Entries from a page text dataset
┌──

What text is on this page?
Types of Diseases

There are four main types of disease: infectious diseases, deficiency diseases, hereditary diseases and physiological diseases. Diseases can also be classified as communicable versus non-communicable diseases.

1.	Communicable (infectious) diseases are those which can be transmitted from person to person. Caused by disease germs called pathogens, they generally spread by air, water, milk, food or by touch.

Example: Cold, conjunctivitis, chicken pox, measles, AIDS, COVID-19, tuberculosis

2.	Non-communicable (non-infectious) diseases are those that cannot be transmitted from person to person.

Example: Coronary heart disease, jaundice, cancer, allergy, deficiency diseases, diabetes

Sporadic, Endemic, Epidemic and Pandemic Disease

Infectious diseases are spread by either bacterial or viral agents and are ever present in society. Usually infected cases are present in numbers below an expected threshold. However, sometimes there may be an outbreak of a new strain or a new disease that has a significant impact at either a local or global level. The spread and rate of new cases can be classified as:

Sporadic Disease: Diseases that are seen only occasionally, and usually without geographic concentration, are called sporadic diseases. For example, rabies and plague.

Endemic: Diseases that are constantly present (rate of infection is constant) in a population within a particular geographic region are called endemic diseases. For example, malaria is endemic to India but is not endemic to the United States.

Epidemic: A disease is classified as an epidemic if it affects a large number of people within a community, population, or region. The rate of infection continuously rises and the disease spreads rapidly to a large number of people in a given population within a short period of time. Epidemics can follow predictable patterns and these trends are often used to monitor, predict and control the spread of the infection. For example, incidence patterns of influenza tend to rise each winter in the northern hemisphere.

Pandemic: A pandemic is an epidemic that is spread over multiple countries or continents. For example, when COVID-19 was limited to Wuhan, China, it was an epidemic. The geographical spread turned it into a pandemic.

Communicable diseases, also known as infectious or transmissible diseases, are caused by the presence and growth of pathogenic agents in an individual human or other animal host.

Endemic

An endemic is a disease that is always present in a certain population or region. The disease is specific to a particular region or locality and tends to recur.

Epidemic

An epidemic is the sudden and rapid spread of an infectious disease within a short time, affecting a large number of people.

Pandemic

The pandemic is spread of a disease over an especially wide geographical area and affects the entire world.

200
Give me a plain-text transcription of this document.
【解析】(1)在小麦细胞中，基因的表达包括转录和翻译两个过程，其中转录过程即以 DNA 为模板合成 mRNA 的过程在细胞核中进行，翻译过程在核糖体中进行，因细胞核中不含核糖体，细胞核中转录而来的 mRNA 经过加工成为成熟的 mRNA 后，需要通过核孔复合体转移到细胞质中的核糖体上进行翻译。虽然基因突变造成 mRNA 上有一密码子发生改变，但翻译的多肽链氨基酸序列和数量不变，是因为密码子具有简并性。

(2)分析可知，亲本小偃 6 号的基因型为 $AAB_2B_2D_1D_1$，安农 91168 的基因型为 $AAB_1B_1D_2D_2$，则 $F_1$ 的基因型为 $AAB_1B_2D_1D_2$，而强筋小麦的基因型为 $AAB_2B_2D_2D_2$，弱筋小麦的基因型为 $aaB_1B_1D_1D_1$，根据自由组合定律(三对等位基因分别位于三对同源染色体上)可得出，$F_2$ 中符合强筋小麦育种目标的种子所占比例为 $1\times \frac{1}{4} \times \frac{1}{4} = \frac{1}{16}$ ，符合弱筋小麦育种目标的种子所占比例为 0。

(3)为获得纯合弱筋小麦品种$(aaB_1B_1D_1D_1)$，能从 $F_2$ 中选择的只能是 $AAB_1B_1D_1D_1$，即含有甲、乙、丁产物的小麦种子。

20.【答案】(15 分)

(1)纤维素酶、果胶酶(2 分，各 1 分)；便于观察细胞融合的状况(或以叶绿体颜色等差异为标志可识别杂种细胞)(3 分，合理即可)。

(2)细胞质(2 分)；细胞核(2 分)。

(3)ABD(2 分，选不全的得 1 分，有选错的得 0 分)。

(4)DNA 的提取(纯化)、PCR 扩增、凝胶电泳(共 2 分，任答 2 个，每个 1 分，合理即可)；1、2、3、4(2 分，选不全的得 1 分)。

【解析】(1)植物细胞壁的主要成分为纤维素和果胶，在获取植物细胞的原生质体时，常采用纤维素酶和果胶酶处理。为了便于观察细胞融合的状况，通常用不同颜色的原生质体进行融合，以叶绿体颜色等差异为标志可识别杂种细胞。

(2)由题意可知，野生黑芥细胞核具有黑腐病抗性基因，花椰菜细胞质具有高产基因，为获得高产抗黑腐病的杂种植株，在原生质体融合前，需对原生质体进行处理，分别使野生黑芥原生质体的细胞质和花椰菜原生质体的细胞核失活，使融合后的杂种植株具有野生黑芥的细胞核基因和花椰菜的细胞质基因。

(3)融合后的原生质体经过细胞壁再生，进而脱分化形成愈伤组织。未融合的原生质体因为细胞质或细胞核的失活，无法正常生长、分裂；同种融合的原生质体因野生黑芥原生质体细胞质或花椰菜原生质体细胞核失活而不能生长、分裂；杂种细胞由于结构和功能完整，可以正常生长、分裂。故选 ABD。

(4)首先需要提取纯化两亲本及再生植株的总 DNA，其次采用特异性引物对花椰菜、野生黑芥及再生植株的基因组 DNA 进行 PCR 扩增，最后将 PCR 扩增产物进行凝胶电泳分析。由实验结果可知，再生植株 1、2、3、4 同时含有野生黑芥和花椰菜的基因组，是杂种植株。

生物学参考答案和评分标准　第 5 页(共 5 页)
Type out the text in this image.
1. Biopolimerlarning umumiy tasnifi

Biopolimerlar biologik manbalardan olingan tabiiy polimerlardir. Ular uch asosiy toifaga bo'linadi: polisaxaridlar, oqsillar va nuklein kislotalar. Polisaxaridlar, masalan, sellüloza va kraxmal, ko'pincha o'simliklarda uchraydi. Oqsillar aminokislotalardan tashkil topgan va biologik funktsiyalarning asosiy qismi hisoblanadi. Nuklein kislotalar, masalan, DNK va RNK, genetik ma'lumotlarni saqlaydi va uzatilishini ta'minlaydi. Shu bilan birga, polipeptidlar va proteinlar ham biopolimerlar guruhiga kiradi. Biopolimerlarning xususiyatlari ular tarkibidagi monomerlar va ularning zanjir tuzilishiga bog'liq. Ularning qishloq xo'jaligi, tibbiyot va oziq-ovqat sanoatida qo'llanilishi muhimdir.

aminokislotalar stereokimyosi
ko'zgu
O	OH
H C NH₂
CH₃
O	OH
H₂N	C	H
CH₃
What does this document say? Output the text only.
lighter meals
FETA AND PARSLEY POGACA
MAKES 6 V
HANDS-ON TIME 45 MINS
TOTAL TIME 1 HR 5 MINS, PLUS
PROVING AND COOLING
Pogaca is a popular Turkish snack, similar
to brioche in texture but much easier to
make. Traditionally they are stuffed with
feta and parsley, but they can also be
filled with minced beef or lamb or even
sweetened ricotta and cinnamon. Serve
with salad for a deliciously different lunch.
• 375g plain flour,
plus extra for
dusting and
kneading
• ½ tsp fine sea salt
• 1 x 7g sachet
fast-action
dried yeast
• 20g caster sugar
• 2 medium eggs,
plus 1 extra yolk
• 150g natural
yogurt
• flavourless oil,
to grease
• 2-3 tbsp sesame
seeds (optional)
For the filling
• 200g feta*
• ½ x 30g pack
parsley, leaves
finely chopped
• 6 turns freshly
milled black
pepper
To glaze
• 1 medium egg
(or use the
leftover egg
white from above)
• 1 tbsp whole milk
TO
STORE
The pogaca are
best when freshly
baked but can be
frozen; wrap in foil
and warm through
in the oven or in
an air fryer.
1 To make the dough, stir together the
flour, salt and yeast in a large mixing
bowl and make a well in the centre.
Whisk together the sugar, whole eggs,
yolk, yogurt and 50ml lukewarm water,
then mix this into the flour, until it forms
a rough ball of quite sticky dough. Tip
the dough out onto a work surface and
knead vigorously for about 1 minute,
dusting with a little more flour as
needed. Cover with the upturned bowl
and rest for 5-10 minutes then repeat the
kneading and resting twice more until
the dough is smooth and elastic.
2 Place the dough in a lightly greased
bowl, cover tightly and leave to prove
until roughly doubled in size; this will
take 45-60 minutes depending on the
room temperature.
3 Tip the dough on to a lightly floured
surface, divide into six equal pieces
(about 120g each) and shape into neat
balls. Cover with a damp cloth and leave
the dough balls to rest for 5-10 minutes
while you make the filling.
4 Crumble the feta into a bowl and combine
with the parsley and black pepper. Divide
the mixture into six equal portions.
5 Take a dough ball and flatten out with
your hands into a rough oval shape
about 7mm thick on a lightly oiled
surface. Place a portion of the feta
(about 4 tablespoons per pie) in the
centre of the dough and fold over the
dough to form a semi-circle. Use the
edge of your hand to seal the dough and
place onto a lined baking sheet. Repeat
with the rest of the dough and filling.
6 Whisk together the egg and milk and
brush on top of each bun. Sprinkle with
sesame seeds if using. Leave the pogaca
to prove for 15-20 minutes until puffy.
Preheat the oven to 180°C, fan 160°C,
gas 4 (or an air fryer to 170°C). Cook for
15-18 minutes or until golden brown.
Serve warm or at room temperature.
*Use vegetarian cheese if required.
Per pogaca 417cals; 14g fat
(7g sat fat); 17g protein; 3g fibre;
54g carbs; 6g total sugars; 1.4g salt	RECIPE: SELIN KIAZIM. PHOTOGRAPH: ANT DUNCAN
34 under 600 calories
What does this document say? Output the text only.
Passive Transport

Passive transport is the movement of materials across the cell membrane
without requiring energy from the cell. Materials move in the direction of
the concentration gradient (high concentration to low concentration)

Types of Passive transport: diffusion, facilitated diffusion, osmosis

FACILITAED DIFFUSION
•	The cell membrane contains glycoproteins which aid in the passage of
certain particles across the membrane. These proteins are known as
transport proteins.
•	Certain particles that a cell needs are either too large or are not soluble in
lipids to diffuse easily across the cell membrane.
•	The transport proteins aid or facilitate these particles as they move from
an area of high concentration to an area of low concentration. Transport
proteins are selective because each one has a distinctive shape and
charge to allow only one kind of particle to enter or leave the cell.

└──

→ **Work request**
Please provide nothing but the number of lines in the records that hold the string "Whisk".

→ **Exercise response**
2